■ Data supplied
*****
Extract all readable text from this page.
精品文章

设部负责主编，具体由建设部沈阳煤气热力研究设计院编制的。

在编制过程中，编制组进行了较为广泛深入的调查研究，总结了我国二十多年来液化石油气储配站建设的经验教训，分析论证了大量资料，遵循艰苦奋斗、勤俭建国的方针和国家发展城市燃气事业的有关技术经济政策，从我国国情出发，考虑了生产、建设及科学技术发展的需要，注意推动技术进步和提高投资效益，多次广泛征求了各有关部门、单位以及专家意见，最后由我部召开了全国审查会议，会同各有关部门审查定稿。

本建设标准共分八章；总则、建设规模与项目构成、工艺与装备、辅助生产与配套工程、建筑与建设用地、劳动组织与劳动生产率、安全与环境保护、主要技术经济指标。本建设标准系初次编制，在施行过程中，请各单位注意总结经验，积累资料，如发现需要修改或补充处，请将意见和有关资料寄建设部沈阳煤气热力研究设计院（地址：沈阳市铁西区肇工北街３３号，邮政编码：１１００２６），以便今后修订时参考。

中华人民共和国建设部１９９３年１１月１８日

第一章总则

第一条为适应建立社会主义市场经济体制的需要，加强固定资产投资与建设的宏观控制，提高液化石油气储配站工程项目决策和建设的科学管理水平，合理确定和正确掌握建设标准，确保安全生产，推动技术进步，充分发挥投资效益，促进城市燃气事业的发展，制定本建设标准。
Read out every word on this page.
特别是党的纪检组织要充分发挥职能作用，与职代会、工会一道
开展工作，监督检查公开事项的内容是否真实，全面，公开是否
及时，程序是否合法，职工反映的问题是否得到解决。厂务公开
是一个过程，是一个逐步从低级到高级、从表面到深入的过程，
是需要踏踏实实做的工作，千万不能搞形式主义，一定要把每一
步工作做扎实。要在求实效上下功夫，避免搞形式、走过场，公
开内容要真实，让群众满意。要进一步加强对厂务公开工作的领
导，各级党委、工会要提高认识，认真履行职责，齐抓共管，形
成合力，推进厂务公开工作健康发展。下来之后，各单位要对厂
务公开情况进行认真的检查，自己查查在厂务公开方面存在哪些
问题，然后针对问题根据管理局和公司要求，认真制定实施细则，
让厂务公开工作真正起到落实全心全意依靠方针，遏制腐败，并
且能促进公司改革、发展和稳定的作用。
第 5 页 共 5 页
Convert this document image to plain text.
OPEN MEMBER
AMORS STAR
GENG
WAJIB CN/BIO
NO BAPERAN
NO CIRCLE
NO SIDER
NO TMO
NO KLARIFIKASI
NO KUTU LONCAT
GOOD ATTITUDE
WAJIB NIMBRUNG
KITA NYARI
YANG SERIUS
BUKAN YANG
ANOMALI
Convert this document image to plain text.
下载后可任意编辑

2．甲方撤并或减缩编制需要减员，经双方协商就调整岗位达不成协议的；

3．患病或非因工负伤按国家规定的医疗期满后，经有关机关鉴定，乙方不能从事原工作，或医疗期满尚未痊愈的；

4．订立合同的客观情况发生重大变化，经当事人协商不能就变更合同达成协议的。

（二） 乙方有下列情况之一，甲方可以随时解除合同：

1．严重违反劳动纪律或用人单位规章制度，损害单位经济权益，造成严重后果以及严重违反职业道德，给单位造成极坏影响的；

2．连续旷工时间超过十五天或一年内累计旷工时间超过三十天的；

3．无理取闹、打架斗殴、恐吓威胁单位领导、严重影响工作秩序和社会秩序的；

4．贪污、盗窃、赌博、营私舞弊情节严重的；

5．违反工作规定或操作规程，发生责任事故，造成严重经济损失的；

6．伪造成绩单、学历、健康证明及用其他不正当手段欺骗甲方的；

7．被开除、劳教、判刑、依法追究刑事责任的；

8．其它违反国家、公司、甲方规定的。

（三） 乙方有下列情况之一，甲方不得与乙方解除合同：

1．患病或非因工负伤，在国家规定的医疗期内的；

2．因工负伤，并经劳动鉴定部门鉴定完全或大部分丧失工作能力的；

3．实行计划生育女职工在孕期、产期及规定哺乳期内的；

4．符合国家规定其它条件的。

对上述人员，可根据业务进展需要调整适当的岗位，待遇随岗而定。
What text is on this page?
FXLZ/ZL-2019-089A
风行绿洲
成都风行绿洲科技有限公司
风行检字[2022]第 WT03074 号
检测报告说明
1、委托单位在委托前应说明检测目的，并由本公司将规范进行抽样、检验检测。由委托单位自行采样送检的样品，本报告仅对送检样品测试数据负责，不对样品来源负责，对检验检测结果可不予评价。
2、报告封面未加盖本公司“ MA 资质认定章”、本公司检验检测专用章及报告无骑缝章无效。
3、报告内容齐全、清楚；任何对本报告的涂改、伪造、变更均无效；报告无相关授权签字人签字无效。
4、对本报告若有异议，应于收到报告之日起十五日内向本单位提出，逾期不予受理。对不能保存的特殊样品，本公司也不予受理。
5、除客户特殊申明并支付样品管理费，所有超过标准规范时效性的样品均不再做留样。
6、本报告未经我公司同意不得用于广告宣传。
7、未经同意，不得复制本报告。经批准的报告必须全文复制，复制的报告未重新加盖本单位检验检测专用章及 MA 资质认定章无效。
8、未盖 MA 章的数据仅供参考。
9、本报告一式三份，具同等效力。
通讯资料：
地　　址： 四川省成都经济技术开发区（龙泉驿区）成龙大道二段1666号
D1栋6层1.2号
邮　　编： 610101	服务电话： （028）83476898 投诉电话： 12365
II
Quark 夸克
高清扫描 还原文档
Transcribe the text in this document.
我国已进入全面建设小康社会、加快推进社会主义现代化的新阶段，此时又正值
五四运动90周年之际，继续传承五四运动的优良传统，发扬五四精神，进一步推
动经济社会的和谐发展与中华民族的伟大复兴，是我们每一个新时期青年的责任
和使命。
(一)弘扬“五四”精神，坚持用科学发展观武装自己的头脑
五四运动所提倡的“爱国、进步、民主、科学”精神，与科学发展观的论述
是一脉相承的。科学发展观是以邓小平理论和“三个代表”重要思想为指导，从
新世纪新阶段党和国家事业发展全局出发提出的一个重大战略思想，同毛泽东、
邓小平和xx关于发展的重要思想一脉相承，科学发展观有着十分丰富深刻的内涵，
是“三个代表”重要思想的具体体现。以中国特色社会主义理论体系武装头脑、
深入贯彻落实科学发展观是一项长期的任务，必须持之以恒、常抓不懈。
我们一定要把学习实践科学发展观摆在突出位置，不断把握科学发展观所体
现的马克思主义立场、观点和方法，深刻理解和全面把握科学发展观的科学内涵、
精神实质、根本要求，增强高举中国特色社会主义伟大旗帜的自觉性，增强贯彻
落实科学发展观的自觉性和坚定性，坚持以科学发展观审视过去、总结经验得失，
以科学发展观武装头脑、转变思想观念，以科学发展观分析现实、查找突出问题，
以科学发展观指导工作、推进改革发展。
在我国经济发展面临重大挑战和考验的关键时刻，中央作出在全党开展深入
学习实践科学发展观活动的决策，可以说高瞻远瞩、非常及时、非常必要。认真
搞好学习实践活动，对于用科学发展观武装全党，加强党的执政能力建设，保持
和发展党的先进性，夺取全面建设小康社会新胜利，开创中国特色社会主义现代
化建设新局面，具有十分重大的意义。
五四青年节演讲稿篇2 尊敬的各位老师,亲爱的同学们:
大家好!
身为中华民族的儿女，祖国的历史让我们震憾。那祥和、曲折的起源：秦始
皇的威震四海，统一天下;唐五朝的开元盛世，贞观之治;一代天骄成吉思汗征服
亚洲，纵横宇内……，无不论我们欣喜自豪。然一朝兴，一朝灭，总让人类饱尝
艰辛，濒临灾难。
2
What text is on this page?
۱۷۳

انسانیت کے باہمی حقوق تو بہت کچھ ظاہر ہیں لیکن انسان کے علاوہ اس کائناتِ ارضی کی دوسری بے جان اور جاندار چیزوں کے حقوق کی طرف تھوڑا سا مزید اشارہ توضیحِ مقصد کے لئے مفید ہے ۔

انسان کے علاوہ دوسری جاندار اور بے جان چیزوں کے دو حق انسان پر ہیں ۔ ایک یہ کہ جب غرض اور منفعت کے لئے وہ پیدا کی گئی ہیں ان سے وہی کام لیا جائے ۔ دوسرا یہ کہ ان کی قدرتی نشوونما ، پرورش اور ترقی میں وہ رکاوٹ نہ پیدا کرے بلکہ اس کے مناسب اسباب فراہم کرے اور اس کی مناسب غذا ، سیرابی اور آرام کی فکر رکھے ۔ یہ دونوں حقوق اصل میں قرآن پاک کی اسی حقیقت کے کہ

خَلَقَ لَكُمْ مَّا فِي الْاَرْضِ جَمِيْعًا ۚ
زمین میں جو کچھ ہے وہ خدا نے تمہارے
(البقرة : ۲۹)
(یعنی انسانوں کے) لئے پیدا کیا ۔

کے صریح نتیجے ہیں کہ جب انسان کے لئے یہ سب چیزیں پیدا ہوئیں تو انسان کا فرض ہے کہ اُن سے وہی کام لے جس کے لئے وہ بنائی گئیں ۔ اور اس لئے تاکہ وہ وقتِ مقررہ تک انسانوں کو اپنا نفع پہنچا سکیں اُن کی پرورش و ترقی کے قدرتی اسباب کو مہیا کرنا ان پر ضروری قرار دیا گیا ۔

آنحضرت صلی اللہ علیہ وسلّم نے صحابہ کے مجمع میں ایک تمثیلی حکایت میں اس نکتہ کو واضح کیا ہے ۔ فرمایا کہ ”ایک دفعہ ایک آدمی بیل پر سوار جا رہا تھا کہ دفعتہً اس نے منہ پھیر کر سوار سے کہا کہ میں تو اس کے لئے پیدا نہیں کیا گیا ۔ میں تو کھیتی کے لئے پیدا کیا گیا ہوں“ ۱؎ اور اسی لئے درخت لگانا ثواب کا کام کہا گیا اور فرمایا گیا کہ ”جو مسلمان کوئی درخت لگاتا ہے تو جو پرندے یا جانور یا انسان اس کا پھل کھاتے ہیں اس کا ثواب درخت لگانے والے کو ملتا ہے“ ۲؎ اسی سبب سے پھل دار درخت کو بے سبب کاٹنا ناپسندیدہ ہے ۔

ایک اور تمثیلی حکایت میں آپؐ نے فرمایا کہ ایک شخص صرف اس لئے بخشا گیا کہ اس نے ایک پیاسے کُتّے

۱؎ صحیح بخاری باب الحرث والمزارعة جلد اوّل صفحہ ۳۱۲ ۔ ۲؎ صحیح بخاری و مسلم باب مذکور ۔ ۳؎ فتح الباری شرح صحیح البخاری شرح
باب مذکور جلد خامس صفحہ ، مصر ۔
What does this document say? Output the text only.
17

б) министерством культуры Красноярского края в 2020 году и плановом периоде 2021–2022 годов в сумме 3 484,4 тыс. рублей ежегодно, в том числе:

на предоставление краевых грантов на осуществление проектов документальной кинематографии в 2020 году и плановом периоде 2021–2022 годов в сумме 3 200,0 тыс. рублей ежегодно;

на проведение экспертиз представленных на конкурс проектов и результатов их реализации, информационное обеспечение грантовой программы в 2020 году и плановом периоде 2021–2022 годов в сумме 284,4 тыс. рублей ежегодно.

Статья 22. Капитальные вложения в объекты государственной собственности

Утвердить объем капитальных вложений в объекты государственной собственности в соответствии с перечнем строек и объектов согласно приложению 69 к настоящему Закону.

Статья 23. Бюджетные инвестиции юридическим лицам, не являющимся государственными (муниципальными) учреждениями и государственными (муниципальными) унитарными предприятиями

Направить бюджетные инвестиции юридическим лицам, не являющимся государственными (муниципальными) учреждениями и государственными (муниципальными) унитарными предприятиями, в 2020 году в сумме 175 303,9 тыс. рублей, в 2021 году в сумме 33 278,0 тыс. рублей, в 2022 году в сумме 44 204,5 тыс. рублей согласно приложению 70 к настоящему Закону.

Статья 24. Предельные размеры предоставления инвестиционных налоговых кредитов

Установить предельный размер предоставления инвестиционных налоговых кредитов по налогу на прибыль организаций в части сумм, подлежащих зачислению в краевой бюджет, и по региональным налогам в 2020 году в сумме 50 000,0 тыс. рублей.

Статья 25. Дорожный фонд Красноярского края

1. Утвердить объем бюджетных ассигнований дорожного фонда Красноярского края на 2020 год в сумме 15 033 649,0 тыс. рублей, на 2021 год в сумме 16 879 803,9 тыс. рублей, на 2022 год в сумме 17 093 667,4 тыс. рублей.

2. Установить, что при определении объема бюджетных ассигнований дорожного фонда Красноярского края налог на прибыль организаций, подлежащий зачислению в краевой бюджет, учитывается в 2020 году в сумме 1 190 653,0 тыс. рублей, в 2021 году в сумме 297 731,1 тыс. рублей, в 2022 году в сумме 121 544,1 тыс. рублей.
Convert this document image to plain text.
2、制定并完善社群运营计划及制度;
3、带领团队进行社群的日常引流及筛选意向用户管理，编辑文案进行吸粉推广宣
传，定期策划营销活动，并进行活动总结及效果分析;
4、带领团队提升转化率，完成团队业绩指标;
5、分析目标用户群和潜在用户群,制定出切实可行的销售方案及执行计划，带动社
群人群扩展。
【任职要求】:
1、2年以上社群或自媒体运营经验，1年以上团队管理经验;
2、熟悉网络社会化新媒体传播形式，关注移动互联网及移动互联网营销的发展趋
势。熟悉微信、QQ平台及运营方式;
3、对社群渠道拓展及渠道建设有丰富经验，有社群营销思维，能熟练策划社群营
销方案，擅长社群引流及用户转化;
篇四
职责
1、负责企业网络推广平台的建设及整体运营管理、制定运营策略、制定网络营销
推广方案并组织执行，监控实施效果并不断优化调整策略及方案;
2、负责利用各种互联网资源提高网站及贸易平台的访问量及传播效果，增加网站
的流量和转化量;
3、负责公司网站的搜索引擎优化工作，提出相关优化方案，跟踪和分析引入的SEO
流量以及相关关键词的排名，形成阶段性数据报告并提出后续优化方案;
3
*****
■ Problem details
Examine the data above and state how many of its lines contain the word "собственности", with no further remarks.

■ Correct result
2